Records from a collection:
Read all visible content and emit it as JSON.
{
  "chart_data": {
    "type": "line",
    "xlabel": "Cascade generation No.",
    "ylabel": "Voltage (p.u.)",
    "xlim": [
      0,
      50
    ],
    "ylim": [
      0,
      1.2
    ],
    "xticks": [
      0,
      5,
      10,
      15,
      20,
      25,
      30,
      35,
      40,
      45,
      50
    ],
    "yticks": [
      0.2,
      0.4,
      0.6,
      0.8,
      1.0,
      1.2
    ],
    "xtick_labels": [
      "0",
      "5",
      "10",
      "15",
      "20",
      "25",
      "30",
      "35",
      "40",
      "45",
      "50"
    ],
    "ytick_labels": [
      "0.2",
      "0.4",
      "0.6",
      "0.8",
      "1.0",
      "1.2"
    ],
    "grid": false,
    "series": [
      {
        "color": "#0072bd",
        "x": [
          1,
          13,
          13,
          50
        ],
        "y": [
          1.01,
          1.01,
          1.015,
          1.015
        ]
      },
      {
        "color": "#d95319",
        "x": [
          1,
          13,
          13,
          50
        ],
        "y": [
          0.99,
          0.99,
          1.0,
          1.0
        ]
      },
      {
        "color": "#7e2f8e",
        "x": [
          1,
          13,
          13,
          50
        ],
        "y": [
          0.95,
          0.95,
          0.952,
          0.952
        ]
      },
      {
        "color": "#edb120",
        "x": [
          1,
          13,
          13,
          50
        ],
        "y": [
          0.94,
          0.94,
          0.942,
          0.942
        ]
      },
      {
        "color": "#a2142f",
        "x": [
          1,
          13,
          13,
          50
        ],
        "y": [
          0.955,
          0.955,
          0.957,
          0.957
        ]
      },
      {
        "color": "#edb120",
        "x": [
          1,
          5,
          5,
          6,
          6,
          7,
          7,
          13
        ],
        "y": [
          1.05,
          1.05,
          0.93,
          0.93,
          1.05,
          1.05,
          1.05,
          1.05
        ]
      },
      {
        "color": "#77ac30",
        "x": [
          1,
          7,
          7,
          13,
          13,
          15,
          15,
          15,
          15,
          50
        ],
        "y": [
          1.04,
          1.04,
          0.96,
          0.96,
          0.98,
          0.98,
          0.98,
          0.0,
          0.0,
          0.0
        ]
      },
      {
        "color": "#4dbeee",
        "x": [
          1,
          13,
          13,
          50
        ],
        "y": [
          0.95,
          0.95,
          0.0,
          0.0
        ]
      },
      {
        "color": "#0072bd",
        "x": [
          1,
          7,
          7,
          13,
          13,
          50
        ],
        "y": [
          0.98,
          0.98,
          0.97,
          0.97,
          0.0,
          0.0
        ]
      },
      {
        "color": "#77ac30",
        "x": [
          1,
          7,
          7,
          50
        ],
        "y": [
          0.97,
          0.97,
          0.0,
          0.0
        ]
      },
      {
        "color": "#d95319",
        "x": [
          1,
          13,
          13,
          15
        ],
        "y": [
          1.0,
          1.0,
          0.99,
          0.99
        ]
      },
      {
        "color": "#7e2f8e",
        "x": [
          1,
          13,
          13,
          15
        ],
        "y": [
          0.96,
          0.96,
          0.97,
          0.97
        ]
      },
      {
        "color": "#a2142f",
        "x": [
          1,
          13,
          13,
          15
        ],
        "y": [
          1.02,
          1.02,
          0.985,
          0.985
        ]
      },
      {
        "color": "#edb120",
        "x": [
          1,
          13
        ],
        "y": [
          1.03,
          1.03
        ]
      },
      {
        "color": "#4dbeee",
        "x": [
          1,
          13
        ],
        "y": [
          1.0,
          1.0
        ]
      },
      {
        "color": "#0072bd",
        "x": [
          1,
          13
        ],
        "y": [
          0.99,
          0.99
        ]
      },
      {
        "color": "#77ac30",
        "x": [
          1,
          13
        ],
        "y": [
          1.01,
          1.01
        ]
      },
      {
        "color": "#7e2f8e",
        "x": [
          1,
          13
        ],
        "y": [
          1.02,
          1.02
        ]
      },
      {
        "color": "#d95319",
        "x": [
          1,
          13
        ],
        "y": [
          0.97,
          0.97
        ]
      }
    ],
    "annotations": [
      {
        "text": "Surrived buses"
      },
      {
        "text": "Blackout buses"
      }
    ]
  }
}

→ **What to do**:
Print all of the entries exactly as they appear.

→ **Solved problem**:
Read all visible content and emit it as JSON.
{
  "chart_data": {
    "type": "line",
    "xlabel": "Cascade generation No.",
    "ylabel": "Voltage (p.u.)",
    "xlim": [
      0,
      50
    ],
    "ylim": [
      0,
      1.2
    ],
    "xticks": [
      0,
      5,
      10,
      15,
      20,
      25,
      30,
      35,
      40,
      45,
      50
    ],
    "yticks": [
      0.2,
      0.4,
      0.6,
      0.8,
      1.0,
      1.2
    ],
    "xtick_labels": [
      "0",
      "5",
      "10",
      "15",
      "20",
      "25",
      "30",
      "35",
      "40",
      "45",
      "50"
    ],
    "ytick_labels": [
      "0.2",
      "0.4",
      "0.6",
      "0.8",
      "1.0",
      "1.2"
    ],
    "grid": false,
    "series": [
      {
        "color": "#0072bd",
        "x": [
          1,
          13,
          13,
          50
        ],
        "y": [
          1.01,
          1.01,
          1.015,
          1.015
        ]
      },
      {
        "color": "#d95319",
        "x": [
          1,
          13,
          13,
          50
        ],
        "y": [
          0.99,
          0.99,
          1.0,
          1.0
        ]
      },
      {
        "color": "#7e2f8e",
        "x": [
          1,
          13,
          13,
          50
        ],
        "y": [
          0.95,
          0.95,
          0.952,
          0.952
        ]
      },
      {
        "color": "#edb120",
        "x": [
          1,
          13,
          13,
          50
        ],
        "y": [
          0.94,
          0.94,
          0.942,
          0.942
        ]
      },
      {
        "color": "#a2142f",
        "x": [
          1,
          13,
          13,
          50
        ],
        "y": [
          0.955,
          0.955,
          0.957,
          0.957
        ]
      },
      {
        "color": "#edb120",
        "x": [
          1,
          5,
          5,
          6,
          6,
          7,
          7,
          13
        ],
        "y": [
          1.05,
          1.05,
          0.93,
          0.93,
          1.05,
          1.05,
          1.05,
          1.05
        ]
      },
      {
        "color": "#77ac30",
        "x": [
          1,
          7,
          7,
          13,
          13,
          15,
          15,
          15,
          15,
          50
        ],
        "y": [
          1.04,
          1.04,
          0.96,
          0.96,
          0.98,
          0.98,
          0.98,
          0.0,
          0.0,
          0.0
        ]
      },
      {
        "color": "#4dbeee",
        "x": [
          1,
          13,
          13,
          50
        ],
        "y": [
          0.95,
          0.95,
          0.0,
          0.0
        ]
      },
      {
        "color": "#0072bd",
        "x": [
          1,
          7,
          7,
          13,
          13,
          50
        ],
        "y": [
          0.98,
          0.98,
          0.97,
          0.97,
          0.0,
          0.0
        ]
      },
      {
        "color": "#77ac30",
        "x": [
          1,
          7,
          7,
          50
        ],
        "y": [
          0.97,
          0.97,
          0.0,
          0.0
        ]
      },
      {
        "color": "#d95319",
        "x": [
          1,
          13,
          13,
          15
        ],
        "y": [
          1.0,
          1.0,
          0.99,
          0.99
        ]
      },
      {
        "color": "#7e2f8e",
        "x": [
          1,
          13,
          13,
          15
        ],
        "y": [
          0.96,
          0.96,
          0.97,
          0.97
        ]
      },
      {
        "color": "#a2142f",
        "x": [
          1,
          13,
          13,
          15
        ],
        "y": [
          1.02,
          1.02,
          0.985,
          0.985
        ]
      },
      {
        "color": "#edb120",
        "x": [
          1,
          13
        ],
        "y": [
          1.03,
          1.03
        ]
      },
      {
        "color": "#4dbeee",
        "x": [
          1,
          13
        ],
        "y": [
          1.0,
          1.0
        ]
      },
      {
        "color": "#0072bd",
        "x": [
          1,
          13
        ],
        "y": [
          0.99,
          0.99
        ]
      },
      {
        "color": "#77ac30",
        "x": [
          1,
          13
        ],
        "y": [
          1.01,
          1.01
        ]
      },
      {
        "color": "#7e2f8e",
        "x": [
          1,
          13
        ],
        "y": [
          1.02,
          1.02
        ]
      },
      {
        "color": "#d95319",
        "x": [
          1,
          13
        ],
        "y": [
          0.97,
          0.97
        ]
      }
    ],
    "annotations": [
      {
        "text": "Surrived buses"
      },
      {
        "text": "Blackout buses"
      }
    ]
  }
}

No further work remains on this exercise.